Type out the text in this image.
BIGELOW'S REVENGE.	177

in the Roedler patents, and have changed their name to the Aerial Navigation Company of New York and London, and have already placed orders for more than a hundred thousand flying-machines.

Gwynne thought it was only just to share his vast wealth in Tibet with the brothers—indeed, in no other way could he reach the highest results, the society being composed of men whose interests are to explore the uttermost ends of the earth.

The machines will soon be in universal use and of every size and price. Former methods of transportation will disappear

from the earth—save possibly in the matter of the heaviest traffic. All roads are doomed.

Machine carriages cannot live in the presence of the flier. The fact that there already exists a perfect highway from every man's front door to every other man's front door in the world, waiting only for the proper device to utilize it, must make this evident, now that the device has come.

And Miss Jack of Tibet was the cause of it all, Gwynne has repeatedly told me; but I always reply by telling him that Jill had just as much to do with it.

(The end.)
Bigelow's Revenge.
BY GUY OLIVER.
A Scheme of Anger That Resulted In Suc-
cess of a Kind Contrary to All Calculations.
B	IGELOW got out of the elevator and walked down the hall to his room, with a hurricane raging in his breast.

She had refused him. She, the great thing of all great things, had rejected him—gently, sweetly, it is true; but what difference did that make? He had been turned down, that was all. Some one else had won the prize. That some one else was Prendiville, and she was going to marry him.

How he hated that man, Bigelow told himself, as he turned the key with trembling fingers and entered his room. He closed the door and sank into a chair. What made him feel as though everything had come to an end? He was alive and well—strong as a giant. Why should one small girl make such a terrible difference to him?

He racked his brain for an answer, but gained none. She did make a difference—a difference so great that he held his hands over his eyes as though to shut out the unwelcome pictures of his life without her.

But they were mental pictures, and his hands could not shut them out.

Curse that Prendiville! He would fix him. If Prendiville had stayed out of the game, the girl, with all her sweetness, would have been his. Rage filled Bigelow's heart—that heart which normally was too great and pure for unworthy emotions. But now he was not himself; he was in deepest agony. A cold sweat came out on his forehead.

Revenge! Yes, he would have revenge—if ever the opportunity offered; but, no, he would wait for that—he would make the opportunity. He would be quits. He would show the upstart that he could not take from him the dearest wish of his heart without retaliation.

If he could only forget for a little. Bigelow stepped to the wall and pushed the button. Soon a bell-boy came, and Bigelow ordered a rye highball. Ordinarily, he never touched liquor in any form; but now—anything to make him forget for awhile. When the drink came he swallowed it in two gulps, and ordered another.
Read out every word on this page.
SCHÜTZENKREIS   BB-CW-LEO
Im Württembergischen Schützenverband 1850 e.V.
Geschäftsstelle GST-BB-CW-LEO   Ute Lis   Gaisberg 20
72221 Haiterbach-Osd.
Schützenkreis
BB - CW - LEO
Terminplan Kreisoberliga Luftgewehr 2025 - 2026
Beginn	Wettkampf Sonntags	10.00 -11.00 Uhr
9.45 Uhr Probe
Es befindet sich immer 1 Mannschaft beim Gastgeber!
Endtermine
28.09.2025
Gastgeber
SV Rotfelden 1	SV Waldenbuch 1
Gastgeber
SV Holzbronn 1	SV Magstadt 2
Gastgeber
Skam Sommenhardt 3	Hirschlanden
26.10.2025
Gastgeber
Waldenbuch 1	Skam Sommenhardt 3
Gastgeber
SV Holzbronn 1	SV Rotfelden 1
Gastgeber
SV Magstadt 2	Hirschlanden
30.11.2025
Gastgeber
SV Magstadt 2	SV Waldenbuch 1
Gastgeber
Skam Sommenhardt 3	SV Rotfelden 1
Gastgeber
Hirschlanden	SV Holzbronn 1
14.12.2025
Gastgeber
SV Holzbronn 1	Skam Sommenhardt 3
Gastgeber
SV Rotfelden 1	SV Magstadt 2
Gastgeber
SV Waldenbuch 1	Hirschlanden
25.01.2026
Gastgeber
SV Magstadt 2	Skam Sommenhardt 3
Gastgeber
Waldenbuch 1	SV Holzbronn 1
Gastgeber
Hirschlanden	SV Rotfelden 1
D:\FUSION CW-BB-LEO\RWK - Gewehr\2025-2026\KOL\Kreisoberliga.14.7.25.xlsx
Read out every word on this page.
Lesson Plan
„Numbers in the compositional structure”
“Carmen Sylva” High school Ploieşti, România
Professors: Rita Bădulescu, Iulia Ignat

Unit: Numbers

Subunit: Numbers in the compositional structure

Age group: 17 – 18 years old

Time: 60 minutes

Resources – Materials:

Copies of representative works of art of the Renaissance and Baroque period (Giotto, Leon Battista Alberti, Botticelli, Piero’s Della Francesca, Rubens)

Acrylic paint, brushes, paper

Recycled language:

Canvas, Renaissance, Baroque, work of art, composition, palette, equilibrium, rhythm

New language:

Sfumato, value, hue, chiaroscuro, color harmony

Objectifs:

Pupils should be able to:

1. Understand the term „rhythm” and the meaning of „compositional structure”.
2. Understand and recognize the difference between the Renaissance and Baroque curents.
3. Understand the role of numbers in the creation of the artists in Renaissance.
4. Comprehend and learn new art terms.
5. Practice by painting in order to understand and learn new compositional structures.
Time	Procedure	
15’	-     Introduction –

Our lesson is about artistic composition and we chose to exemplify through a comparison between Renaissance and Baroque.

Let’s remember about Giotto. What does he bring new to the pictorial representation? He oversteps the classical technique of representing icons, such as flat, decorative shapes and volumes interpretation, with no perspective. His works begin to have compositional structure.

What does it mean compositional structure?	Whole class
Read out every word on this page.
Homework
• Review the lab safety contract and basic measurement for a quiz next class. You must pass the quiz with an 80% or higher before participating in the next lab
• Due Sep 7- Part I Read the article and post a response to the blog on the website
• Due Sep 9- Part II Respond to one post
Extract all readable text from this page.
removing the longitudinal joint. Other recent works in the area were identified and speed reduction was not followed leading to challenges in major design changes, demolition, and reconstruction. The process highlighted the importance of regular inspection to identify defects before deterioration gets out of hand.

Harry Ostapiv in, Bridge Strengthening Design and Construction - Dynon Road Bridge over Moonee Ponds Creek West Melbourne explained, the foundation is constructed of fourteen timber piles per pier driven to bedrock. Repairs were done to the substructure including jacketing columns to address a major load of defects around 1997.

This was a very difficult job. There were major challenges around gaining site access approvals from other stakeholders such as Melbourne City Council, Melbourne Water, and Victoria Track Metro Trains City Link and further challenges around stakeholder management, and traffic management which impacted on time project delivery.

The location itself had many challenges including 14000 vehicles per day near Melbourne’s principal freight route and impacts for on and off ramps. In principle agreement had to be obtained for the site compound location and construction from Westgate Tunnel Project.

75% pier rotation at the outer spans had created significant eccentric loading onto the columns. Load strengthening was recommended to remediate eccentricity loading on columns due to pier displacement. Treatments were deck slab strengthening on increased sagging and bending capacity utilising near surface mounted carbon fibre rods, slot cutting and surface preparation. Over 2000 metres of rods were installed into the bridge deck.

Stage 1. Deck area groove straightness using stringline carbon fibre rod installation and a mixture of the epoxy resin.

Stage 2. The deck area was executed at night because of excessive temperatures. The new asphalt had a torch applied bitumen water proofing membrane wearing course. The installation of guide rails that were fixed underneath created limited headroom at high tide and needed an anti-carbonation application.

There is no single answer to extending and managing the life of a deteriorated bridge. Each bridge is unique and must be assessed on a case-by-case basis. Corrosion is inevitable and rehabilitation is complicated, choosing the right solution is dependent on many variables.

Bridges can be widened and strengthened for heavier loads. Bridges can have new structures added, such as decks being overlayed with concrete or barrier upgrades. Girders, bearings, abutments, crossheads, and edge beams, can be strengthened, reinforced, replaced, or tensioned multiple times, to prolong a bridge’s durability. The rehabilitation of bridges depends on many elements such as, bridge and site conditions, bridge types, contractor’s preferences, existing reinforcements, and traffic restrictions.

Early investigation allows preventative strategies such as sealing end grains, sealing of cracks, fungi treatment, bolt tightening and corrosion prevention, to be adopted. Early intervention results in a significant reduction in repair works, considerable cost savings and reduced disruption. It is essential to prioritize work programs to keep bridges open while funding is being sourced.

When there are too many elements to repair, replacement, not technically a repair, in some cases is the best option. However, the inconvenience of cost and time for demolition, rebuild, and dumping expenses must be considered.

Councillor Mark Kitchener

Required task: Read the entries and select each line where the word "answer" is found.

Solution to the problem:
He racked his brain for an answer, but gained none. She did make a difference—a difference so great that he held his hands over his eyes as though to shut out the unwelcome pictures of his life without her.
There is no single answer to extending and managing the life of a deteriorated bridge. Each bridge is unique and must be assessed on a case-by-case basis. Corrosion is inevitable and rehabilitation is complicated, choosing the right solution is dependent on many variables.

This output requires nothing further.